- What is required
Collect each line of the records containing the string "this".

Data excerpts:
--------------------------------
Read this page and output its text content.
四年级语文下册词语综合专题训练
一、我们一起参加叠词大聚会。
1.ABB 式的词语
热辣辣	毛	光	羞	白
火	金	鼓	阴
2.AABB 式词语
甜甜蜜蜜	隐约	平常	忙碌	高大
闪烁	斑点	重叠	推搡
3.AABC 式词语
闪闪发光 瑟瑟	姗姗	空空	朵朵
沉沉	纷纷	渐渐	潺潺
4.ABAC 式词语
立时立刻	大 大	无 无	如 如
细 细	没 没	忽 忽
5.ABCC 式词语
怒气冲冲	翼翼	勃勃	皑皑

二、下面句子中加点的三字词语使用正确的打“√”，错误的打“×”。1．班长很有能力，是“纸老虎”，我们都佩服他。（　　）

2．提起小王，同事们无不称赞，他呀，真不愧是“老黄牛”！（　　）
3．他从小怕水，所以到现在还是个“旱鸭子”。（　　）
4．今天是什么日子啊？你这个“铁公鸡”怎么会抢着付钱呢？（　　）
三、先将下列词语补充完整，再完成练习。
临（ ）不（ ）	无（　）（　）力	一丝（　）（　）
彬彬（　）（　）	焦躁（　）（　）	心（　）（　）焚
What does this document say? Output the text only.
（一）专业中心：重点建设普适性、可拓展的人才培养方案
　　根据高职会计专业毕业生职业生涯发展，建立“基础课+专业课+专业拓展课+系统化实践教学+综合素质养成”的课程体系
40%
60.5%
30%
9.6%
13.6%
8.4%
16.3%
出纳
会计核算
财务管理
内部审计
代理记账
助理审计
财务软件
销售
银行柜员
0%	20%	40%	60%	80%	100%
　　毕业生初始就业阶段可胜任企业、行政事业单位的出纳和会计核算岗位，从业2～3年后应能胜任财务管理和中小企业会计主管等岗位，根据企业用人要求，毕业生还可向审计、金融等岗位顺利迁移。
--------------------------------
- Solved problem
Read this page and output its text content.
What does this document say? Output the text only.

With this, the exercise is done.